┌─ Текст

Кабинет
Дмитрий Бавильский

ТЕОРЕМА МИЛЬШТЕЙНА


*


ТЕОРЕМА МИЛЬШТЕЙНА


Александр Мильштейн. Параллельная акция. М., «ОГИ», 2014, 328 стр.


«Параллельную акцию», которая начинается как бы с полуслова и, кажется, никуда не ведет, можно и нужно рассматривать на самых разных уровнях восприятия. Как дружеский (причем, совершенно неважно, знаком ты с жителем Мюнхена Алексом Мильштейном или нет) треп. Как уникальный «художественный дневник», совмещающий отчеты о посещениях выставок с интеллектуальными беседами: среди неназванных, но легко узнаваемых собеседников автора — критики Лиза Новикова, Лев Данилкин и Борис Кузьминский, художники Вита и Борис Михайловы, литератор Николай Кононов.

Это, разумеется, еще и тонко организованный личный дневник. А, может быть, даже и блог, при перемещении в Фейсбук обретающий нужную степень интерактивности.

└─
┌─ Приведённые записи

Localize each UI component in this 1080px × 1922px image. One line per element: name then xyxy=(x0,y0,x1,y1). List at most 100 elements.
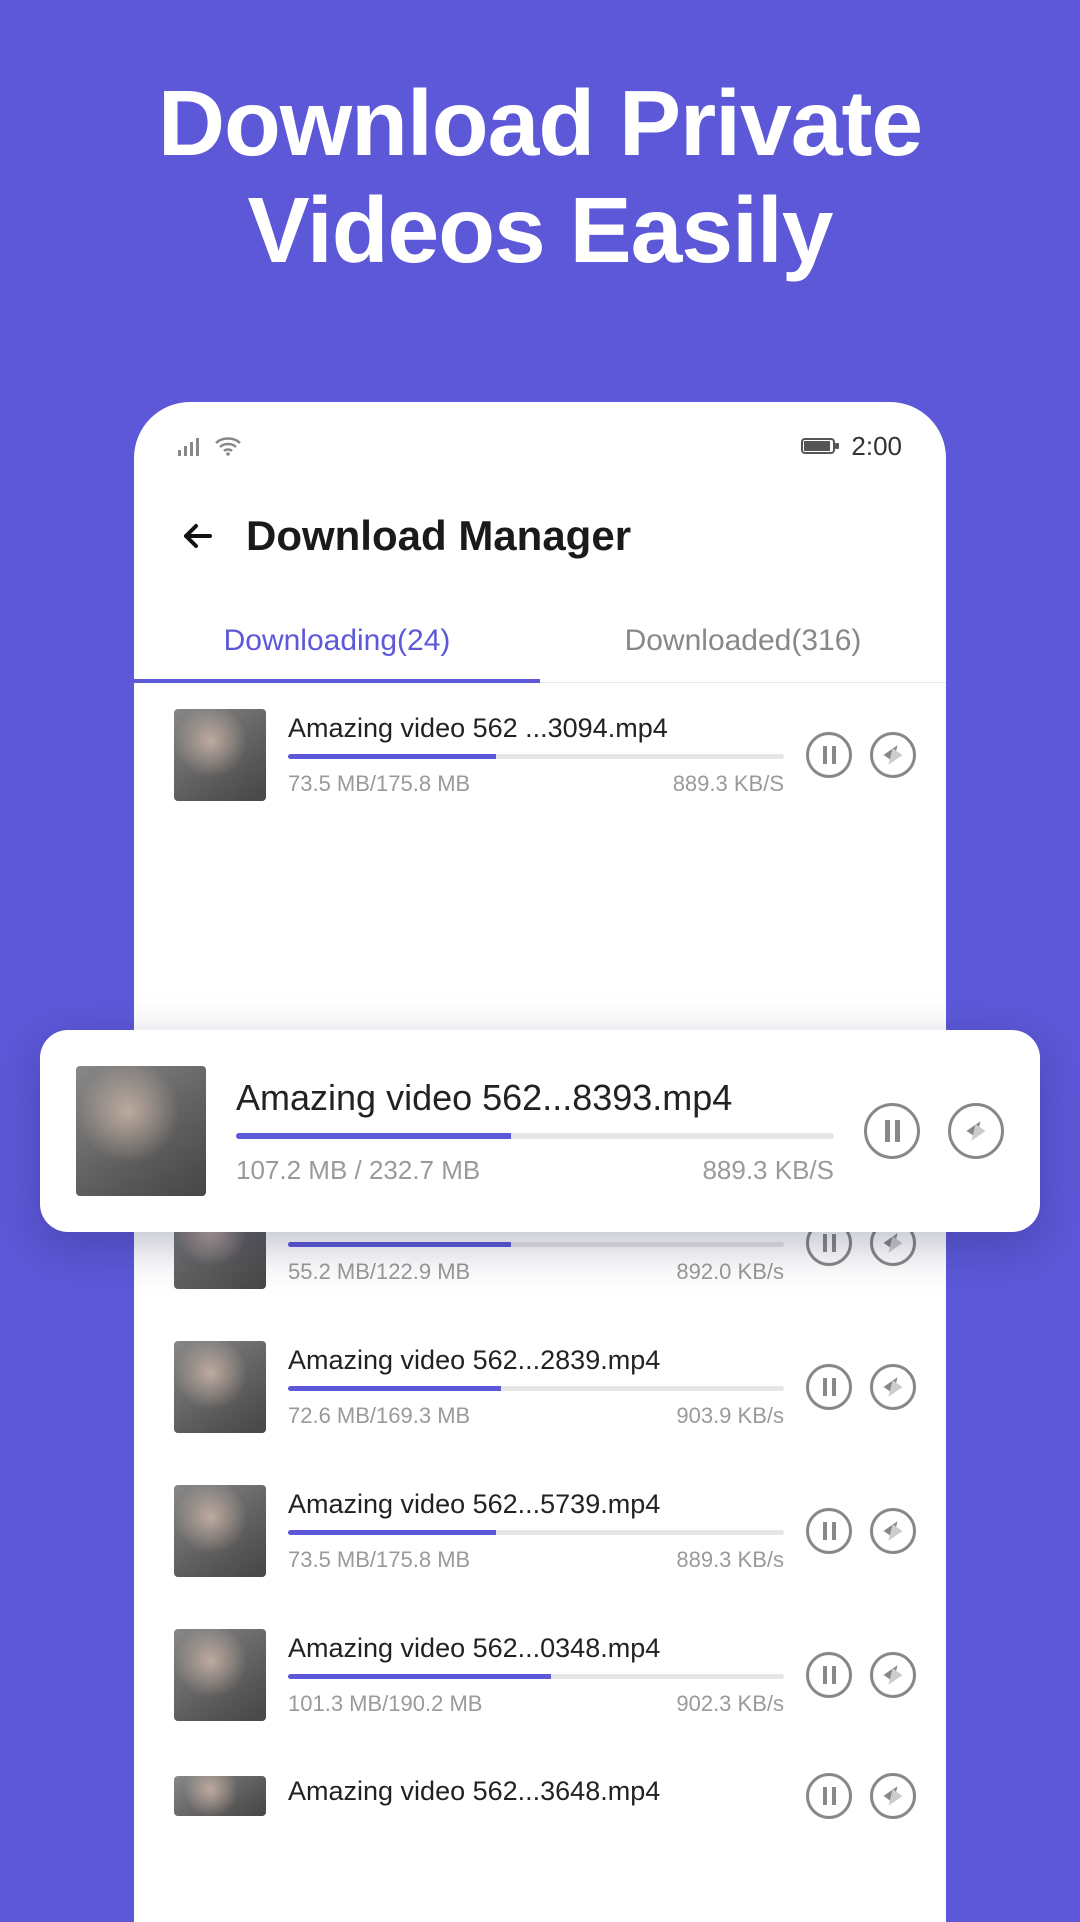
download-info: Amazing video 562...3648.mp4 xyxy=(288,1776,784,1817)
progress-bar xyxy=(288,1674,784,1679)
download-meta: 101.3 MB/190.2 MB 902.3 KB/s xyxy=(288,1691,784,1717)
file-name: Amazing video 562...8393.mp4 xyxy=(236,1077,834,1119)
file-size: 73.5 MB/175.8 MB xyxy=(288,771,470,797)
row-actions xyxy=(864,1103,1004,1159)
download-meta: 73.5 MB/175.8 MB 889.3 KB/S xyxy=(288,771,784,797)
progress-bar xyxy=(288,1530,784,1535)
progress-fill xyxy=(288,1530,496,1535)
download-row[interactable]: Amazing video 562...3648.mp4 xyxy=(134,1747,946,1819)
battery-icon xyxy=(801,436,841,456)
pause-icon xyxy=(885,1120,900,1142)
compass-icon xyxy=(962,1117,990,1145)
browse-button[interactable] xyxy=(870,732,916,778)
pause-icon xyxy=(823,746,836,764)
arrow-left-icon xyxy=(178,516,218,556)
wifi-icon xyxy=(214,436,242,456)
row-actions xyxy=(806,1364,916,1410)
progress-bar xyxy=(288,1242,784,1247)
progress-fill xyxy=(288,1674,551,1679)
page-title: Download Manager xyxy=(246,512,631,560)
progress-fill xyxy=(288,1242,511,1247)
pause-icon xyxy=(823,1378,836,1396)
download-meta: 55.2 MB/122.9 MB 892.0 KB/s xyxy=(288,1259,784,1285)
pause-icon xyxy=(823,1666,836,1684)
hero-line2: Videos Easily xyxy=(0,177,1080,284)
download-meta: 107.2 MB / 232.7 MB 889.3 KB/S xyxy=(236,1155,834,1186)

└─

→ Задание: Перескажите списком абзац текста о книге Мильштейна, который начинается словами «„Параллельную акцию“, которая начинается как бы с полуслова», сохранив его основные факты. Записи взяты из другого источника и с текстом не связаны.

→ Ответ к заданию:
- «Параллельная акция» начинается как бы с полуслова и, кажется, никуда не ведет. Ее можно и нужно рассматривать на разных уровнях восприятия.
- Первый уровень: дружеский треп. При этом неважно, знаком ли читатель с мюнхенцем Алексом Мильштейном.
- Второй уровень: уникальный «художественный дневник». В нем отчеты о посещениях выставок совмещены с интеллектуальными беседами.
- Собеседники автора не названы, но легко узнаются:
  - критики Лиза Новикова, Лев Данилкин и Борис Кузьминский;
  - художники Вита и Борис Михайловы;
  - литератор Николай Кононов.